**** Provided information

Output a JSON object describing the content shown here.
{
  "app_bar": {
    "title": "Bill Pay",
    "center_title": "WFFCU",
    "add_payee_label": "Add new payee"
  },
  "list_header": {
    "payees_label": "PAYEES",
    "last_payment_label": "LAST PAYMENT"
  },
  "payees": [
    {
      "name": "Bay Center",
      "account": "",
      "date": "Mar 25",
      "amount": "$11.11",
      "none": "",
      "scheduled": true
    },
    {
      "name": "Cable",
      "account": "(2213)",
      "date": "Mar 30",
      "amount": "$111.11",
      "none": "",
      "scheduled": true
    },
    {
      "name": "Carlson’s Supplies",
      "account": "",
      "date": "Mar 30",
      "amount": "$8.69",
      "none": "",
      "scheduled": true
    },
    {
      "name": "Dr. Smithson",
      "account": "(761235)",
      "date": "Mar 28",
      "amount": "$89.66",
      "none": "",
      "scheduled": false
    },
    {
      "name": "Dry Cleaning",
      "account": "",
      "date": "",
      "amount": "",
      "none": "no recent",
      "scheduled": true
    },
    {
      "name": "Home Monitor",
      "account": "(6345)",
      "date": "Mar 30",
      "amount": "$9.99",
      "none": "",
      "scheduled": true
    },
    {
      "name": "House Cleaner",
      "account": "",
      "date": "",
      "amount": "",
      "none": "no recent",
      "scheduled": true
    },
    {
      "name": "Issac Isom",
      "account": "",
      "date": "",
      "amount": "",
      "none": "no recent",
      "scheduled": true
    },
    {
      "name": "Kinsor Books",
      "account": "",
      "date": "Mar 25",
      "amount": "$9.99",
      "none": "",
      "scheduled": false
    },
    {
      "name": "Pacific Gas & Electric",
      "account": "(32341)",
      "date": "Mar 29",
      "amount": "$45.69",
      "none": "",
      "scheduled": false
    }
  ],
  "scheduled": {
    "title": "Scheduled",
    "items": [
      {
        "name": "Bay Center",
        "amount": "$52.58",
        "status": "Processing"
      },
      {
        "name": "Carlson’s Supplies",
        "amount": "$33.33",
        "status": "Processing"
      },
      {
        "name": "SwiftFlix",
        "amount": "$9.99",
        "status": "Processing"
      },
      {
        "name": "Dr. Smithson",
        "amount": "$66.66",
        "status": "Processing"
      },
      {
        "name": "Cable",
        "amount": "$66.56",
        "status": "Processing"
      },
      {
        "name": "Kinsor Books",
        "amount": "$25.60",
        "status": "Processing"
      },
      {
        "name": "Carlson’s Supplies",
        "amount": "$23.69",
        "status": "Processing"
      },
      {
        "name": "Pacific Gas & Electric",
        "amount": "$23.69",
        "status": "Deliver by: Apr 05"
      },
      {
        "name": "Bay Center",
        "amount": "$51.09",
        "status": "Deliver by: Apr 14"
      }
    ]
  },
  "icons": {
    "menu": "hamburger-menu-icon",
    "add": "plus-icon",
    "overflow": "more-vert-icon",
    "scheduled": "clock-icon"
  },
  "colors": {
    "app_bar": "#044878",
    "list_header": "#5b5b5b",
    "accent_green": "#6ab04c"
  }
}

********

• [Task prompt]:
Read the data above and pull out each line that holds the string "Books".

• [Full answer]:
      "name": "Kinsor Books",
        "name": "Kinsor Books",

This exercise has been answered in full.